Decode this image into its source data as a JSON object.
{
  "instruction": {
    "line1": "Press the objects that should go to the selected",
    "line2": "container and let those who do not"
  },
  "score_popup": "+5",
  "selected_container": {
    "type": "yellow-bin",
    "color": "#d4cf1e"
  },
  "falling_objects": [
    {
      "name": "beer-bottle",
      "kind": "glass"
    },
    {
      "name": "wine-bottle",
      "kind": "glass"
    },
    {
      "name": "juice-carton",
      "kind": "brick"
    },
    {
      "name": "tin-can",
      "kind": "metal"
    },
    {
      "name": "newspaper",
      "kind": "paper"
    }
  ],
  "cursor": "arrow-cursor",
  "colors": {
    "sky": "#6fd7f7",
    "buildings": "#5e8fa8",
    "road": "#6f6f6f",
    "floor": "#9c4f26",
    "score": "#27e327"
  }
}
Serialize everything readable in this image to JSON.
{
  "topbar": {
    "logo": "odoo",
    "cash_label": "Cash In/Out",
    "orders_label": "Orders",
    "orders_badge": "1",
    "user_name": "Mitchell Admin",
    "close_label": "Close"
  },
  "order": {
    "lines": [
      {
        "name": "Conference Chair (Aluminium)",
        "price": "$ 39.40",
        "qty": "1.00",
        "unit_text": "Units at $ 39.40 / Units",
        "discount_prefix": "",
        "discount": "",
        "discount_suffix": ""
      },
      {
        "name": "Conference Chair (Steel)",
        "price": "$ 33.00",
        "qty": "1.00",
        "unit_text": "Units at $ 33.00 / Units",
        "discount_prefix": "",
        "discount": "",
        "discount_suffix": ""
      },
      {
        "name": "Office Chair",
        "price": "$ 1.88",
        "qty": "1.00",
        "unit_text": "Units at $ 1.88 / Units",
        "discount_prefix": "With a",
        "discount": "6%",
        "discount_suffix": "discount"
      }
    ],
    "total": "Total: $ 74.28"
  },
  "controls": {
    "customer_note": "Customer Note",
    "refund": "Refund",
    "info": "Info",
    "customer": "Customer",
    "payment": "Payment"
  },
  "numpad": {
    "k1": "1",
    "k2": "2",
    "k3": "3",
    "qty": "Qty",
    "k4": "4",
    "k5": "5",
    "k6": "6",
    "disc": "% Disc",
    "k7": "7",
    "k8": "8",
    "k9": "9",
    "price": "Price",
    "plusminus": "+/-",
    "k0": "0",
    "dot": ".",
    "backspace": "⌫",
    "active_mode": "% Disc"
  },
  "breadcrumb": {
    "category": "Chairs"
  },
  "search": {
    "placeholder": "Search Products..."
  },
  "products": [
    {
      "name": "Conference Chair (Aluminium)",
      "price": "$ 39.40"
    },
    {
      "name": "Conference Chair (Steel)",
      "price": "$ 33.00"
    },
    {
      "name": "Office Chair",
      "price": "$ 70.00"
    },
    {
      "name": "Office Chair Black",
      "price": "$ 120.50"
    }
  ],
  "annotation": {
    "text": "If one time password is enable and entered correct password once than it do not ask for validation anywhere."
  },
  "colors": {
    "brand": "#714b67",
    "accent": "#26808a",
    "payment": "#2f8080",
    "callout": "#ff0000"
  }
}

== Problem details ==
Reproduce the complete data exactly as presented above.

== Task answer ==
Decode this image into its source data as a JSON object.
{
  "instruction": {
    "line1": "Press the objects that should go to the selected",
    "line2": "container and let those who do not"
  },
  "score_popup": "+5",
  "selected_container": {
    "type": "yellow-bin",
    "color": "#d4cf1e"
  },
  "falling_objects": [
    {
      "name": "beer-bottle",
      "kind": "glass"
    },
    {
      "name": "wine-bottle",
      "kind": "glass"
    },
    {
      "name": "juice-carton",
      "kind": "brick"
    },
    {
      "name": "tin-can",
      "kind": "metal"
    },
    {
      "name": "newspaper",
      "kind": "paper"
    }
  ],
  "cursor": "arrow-cursor",
  "colors": {
    "sky": "#6fd7f7",
    "buildings": "#5e8fa8",
    "road": "#6f6f6f",
    "floor": "#9c4f26",
    "score": "#27e327"
  }
}
Serialize everything readable in this image to JSON.
{
  "topbar": {
    "logo": "odoo",
    "cash_label": "Cash In/Out",
    "orders_label": "Orders",
    "orders_badge": "1",
    "user_name": "Mitchell Admin",
    "close_label": "Close"
  },
  "order": {
    "lines": [
      {
        "name": "Conference Chair (Aluminium)",
        "price": "$ 39.40",
        "qty": "1.00",
        "unit_text": "Units at $ 39.40 / Units",
        "discount_prefix": "",
        "discount": "",
        "discount_suffix": ""
      },
      {
        "name": "Conference Chair (Steel)",
        "price": "$ 33.00",
        "qty": "1.00",
        "unit_text": "Units at $ 33.00 / Units",
        "discount_prefix": "",
        "discount": "",
        "discount_suffix": ""
      },
      {
        "name": "Office Chair",
        "price": "$ 1.88",
        "qty": "1.00",
        "unit_text": "Units at $ 1.88 / Units",
        "discount_prefix": "With a",
        "discount": "6%",
        "discount_suffix": "discount"
      }
    ],
    "total": "Total: $ 74.28"
  },
  "controls": {
    "customer_note": "Customer Note",
    "refund": "Refund",
    "info": "Info",
    "customer": "Customer",
    "payment": "Payment"
  },
  "numpad": {
    "k1": "1",
    "k2": "2",
    "k3": "3",
    "qty": "Qty",
    "k4": "4",
    "k5": "5",
    "k6": "6",
    "disc": "% Disc",
    "k7": "7",
    "k8": "8",
    "k9": "9",
    "price": "Price",
    "plusminus": "+/-",
    "k0": "0",
    "dot": ".",
    "backspace": "⌫",
    "active_mode": "% Disc"
  },
  "breadcrumb": {
    "category": "Chairs"
  },
  "search": {
    "placeholder": "Search Products..."
  },
  "products": [
    {
      "name": "Conference Chair (Aluminium)",
      "price": "$ 39.40"
    },
    {
      "name": "Conference Chair (Steel)",
      "price": "$ 33.00"
    },
    {
      "name": "Office Chair",
      "price": "$ 70.00"
    },
    {
      "name": "Office Chair Black",
      "price": "$ 120.50"
    }
  ],
  "annotation": {
    "text": "If one time password is enable and entered correct password once than it do not ask for validation anywhere."
  },
  "colors": {
    "brand": "#714b67",
    "accent": "#26808a",
    "payment": "#2f8080",
    "callout": "#ff0000"
  }
}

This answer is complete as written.